* WRITTEN TASK: Lines holding the string "text" are the ones to copy; find them all in the data.

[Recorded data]

==========

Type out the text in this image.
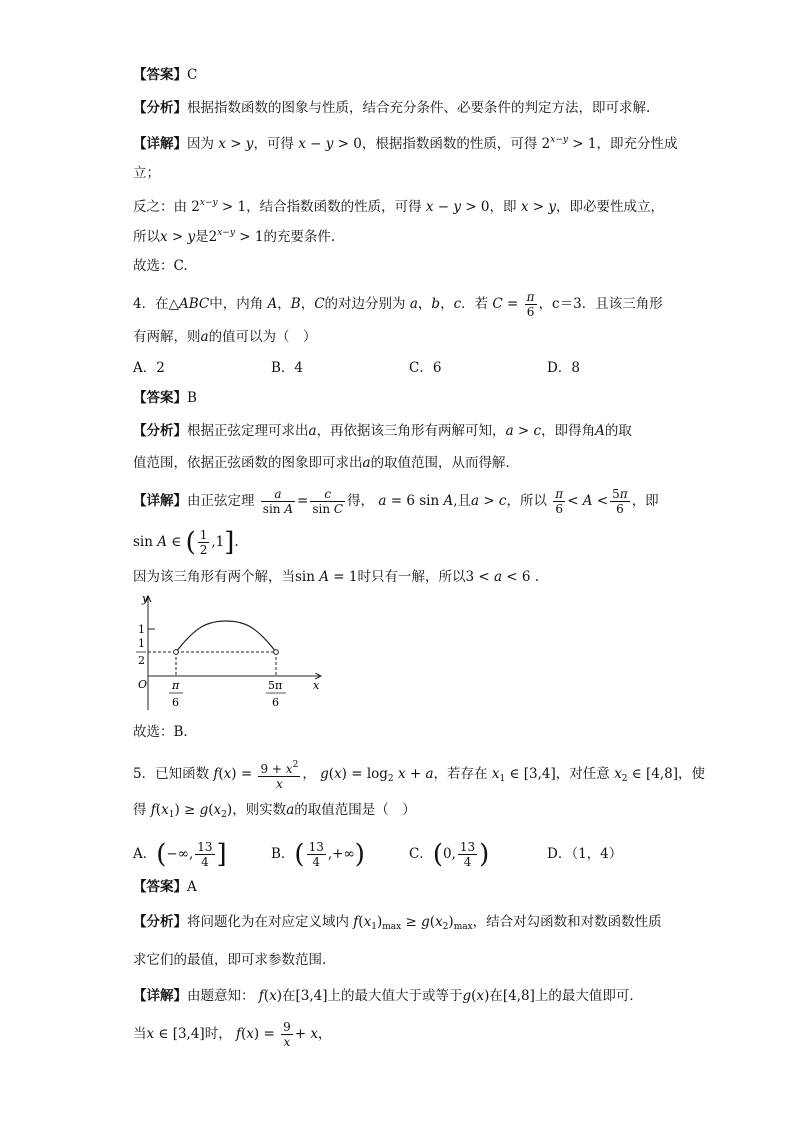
【答案】C
【分析】根据指数函数的图象与性质，结合充分条件、必要条件的判定方法，即可求解.
【详解】因为 x > y，可得 x − y > 0，根据指数函数的性质，可得 $2^{x-y} > 1$，即充分性成
立；
反之：由 $2^{x-y} > 1$，结合指数函数的性质，可得 x − y > 0，即 x > y，即必要性成立，
所以x > y是$2^{x-y} > 1$的充要条件.
故选：C.
4．在△ABC中，内角 A，B，C的对边分别为 a，b，c．若 $C = \frac{\pi}{6}$ ，c＝3．且该三角形
有两解，则a的值可以为（　）
A．2	B．4	C．6	D．8
【答案】B
【分析】根据正弦定理可求出a，再依据该三角形有两解可知，a > c，即得角A的取
值范围，依据正弦函数的图象即可求出a的取值范围，从而得解．
【详解】由正弦定理 $\frac{a}{\text{sin A}} = \frac{c}{\text{sin C}}$ 得， a = 6 sin A,且a > c，所以 $\frac{\pi}{6} < A < \frac{5\pi}{6}$ ，即
sin A ∈ ( $\frac{1}{2} ,1$].
因为该三角形有两个解，当sin A = 1时只有一解，所以3 < a < 6 .
y
x
O
1
1
2
π
6
5π
6
故选：B.
5．已知函数 $f(x) = \frac{9 + x^2}{x}$ ， $g(x) = \log_2 x + a$，若存在 $x_1$ ∈ [3,4]，对任意 $x_2$ ∈ [4,8]，使
得 $f(x_1) \ge g(x_2)$，则实数a的取值范围是（　）
A．(−∞, $\frac{13}{4}$ ]	B．( $\frac{13}{4}$ ,+∞)	C．(0, $\frac{13}{4}$ )	D．（1，4）
【答案】A
【分析】将问题化为在对应定义域内 $f(x_1)_{max} \ge g(x_2)_{max}$，结合对勾函数和对数函数性质
求它们的最值，即可求参数范围.
【详解】由题意知： f(x)在[3,4]上的最大值大于或等于g(x)在[4,8]上的最大值即可．
当x ∈ [3,4]时， $f(x) = \frac{9}{x} + x$，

==========

* WORKED SOLUTION:
Type out the text in this image.
【详解】由正弦定理 $\frac{a}{\text{sin A}} = \frac{c}{\text{sin C}}$ 得， a = 6 sin A,且a > c，所以 $\frac{\pi}{6} < A < \frac{5\pi}{6}$ ，即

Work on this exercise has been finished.